_Your goal:_ Below are the records; locate each line with the word "只要言之成理" and copy it.

::::

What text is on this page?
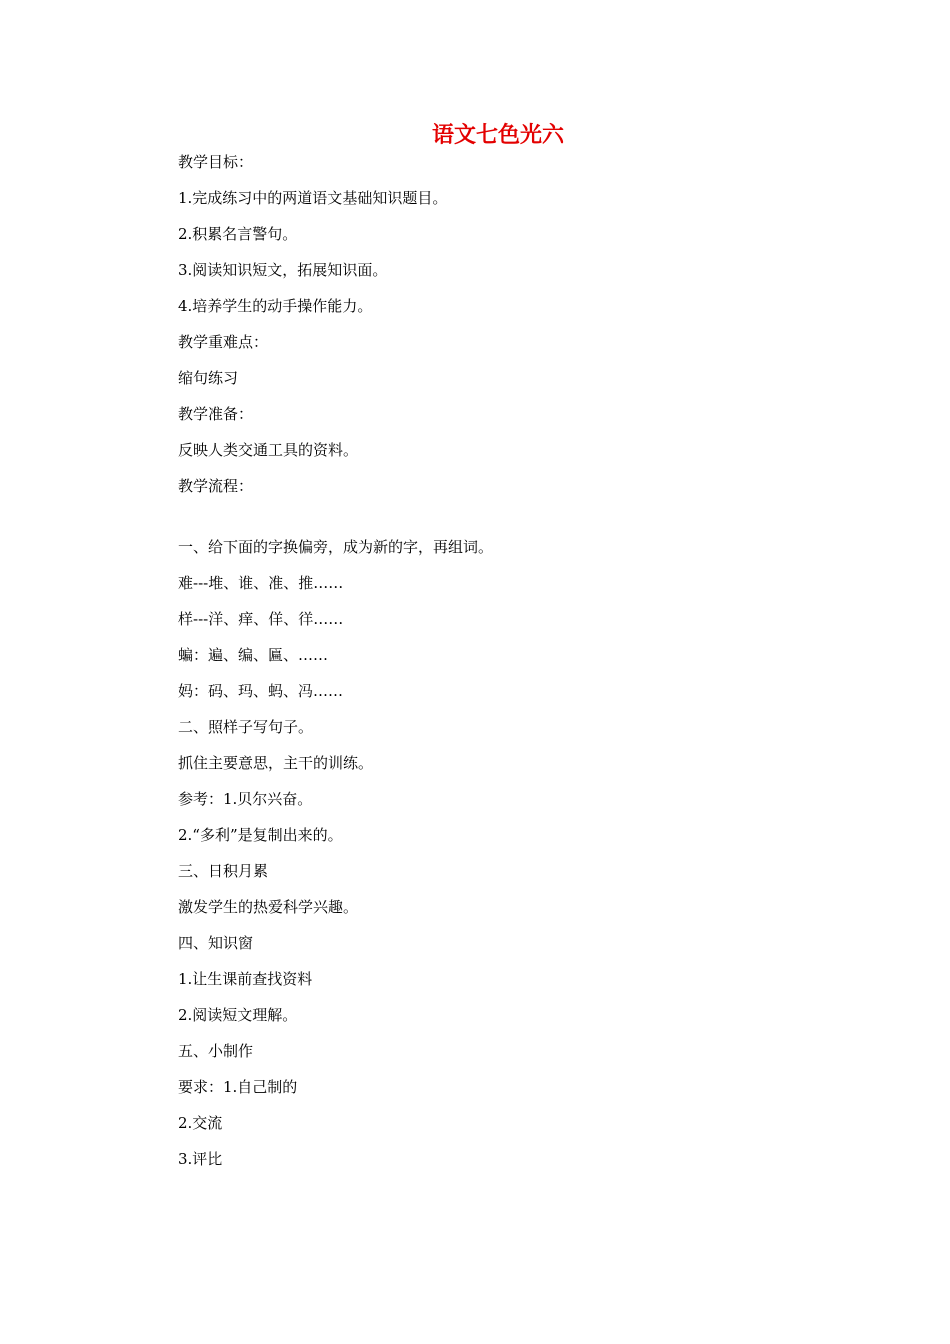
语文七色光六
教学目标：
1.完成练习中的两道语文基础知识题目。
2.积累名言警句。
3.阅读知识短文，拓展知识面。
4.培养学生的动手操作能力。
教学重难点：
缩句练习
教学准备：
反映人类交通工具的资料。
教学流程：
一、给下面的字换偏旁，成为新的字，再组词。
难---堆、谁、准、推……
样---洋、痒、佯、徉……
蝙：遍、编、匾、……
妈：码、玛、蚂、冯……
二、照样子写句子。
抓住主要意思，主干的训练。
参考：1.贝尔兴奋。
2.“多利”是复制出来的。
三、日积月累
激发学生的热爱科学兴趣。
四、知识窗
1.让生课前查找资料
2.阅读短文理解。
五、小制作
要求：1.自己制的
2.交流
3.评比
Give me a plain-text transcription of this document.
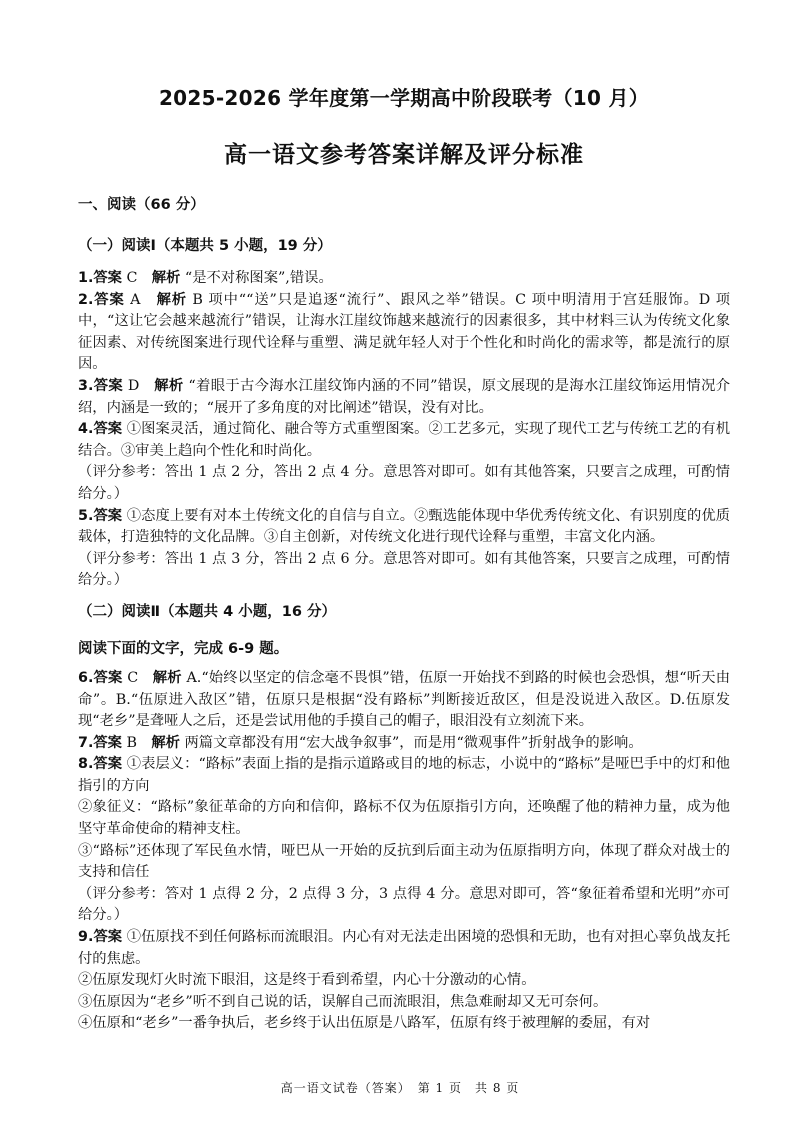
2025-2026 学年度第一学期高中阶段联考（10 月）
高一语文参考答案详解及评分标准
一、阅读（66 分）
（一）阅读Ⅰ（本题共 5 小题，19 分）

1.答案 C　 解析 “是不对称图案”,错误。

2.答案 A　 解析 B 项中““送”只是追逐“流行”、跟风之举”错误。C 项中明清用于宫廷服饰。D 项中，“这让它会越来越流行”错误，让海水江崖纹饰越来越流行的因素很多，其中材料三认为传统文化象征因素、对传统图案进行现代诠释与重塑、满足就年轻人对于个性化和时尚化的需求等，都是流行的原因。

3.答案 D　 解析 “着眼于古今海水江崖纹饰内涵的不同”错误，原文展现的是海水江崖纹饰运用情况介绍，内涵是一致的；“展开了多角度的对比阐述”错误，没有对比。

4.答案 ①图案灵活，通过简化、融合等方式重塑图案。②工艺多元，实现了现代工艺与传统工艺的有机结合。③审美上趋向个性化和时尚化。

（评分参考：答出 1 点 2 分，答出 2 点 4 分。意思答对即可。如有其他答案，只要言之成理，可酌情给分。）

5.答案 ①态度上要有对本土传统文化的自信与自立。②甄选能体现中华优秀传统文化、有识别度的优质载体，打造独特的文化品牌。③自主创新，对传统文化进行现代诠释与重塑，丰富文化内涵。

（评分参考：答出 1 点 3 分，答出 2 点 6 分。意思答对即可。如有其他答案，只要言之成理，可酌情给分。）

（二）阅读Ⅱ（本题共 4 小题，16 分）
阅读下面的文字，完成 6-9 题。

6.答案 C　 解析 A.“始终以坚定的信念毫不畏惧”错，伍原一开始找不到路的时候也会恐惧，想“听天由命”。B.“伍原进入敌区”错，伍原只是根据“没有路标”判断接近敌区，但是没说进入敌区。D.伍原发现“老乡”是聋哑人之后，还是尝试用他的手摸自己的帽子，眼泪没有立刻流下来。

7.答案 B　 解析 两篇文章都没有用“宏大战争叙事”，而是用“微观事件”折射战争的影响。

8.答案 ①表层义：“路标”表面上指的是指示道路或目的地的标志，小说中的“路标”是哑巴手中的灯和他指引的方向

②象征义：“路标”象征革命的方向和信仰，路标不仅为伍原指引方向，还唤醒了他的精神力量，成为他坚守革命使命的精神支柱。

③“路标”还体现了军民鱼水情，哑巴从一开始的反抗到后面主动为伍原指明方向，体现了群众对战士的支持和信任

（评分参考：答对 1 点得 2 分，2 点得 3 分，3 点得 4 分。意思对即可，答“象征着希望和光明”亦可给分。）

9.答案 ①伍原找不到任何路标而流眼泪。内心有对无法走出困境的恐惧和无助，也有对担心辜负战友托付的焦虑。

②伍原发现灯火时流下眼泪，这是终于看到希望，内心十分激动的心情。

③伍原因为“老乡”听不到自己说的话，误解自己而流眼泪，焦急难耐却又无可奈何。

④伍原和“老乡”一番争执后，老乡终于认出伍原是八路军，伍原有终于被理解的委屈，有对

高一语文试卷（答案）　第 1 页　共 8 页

::::

_Exercise response:_
（评分参考：答出 1 点 2 分，答出 2 点 4 分。意思答对即可。如有其他答案，只要言之成理，可酌情给分。）
（评分参考：答出 1 点 3 分，答出 2 点 6 分。意思答对即可。如有其他答案，只要言之成理，可酌情给分。）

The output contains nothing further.